◆ Directions
Collect all lines from the records below that include the word "object".

* begin *

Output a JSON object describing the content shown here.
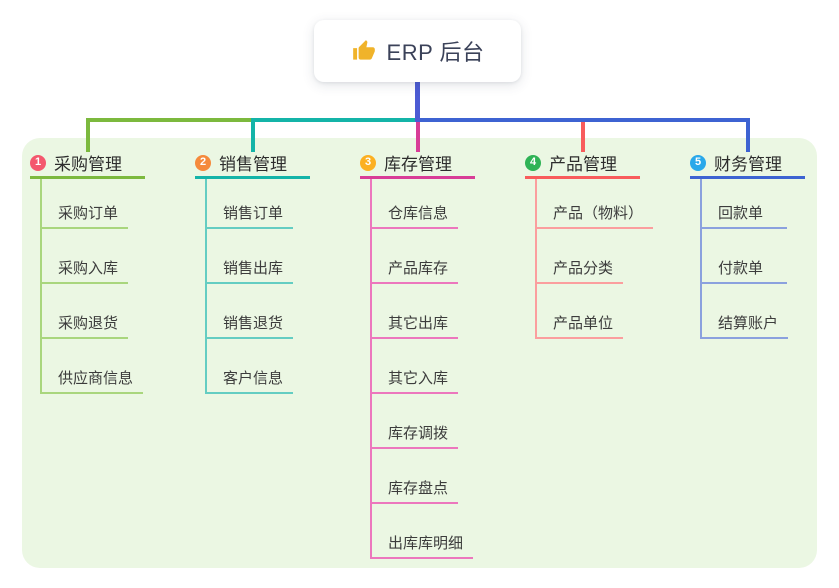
{
  "root": {
    "label": "ERP 后台",
    "icon": "thumbs-up-icon",
    "icon_color": "#f0b32a",
    "connector_color": "#4c5bd4"
  },
  "canvas": {
    "background_color": "#ffffff",
    "panel_color": "#ebf7e3"
  },
  "branches": [
    {
      "index": "1",
      "title": "采购管理",
      "badge_color": "#f4586e",
      "line_color": "#7cb93e",
      "child_line_color": "#a9d67d",
      "children": [
        "采购订单",
        "采购入库",
        "采购退货",
        "供应商信息"
      ]
    },
    {
      "index": "2",
      "title": "销售管理",
      "badge_color": "#f58a3c",
      "line_color": "#14b4a8",
      "child_line_color": "#64cdc2",
      "children": [
        "销售订单",
        "销售出库",
        "销售退货",
        "客户信息"
      ]
    },
    {
      "index": "3",
      "title": "库存管理",
      "badge_color": "#fcb021",
      "line_color": "#d83d97",
      "child_line_color": "#ec77bd",
      "children": [
        "仓库信息",
        "产品库存",
        "其它出库",
        "其它入库",
        "库存调拨",
        "库存盘点",
        "出库库明细"
      ]
    },
    {
      "index": "4",
      "title": "产品管理",
      "badge_color": "#2fb356",
      "line_color": "#f85c5c",
      "child_line_color": "#fb9e9e",
      "children": [
        "产品（物料）",
        "产品分类",
        "产品单位"
      ]
    },
    {
      "index": "5",
      "title": "财务管理",
      "badge_color": "#29a8ea",
      "line_color": "#3d63d2",
      "child_line_color": "#8ba1de",
      "children": [
        "回款单",
        "付款单",
        "结算账户"
      ]
    }
  ]
}
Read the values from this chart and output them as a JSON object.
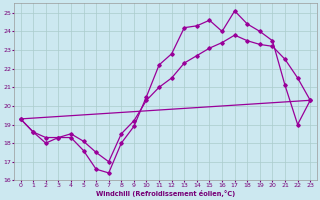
{
  "xlabel": "Windchill (Refroidissement éolien,°C)",
  "background_color": "#cce8f0",
  "grid_color": "#aacccc",
  "line_color": "#990099",
  "xlim": [
    -0.5,
    23.5
  ],
  "ylim": [
    16,
    25.5
  ],
  "yticks": [
    16,
    17,
    18,
    19,
    20,
    21,
    22,
    23,
    24,
    25
  ],
  "xticks": [
    0,
    1,
    2,
    3,
    4,
    5,
    6,
    7,
    8,
    9,
    10,
    11,
    12,
    13,
    14,
    15,
    16,
    17,
    18,
    19,
    20,
    21,
    22,
    23
  ],
  "line1_x": [
    0,
    1,
    2,
    3,
    4,
    5,
    6,
    7,
    8,
    9,
    10,
    11,
    12,
    13,
    14,
    15,
    16,
    17,
    18,
    19,
    20,
    21,
    22,
    23
  ],
  "line1_y": [
    19.3,
    18.6,
    18.0,
    18.3,
    18.3,
    17.6,
    16.6,
    16.4,
    18.0,
    18.9,
    20.5,
    22.2,
    22.8,
    24.2,
    24.3,
    24.6,
    24.0,
    25.1,
    24.4,
    24.0,
    23.5,
    21.1,
    19.0,
    20.3
  ],
  "line2_x": [
    0,
    1,
    2,
    3,
    4,
    5,
    6,
    7,
    8,
    9,
    10,
    11,
    12,
    13,
    14,
    15,
    16,
    17,
    18,
    19,
    20,
    21,
    22,
    23
  ],
  "line2_y": [
    19.3,
    18.6,
    18.3,
    18.3,
    18.5,
    18.1,
    17.5,
    17.0,
    18.5,
    19.2,
    20.3,
    21.0,
    21.5,
    22.3,
    22.7,
    23.1,
    23.4,
    23.8,
    23.5,
    23.3,
    23.2,
    22.5,
    21.5,
    20.3
  ],
  "line3_x": [
    0,
    23
  ],
  "line3_y": [
    19.3,
    20.3
  ],
  "line4_x": [
    0,
    23
  ],
  "line4_y": [
    19.3,
    20.3
  ]
}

* end *

◆ Exercise solution
Output a JSON object describing the content shown here.
Read the values from this chart and output them as a JSON object.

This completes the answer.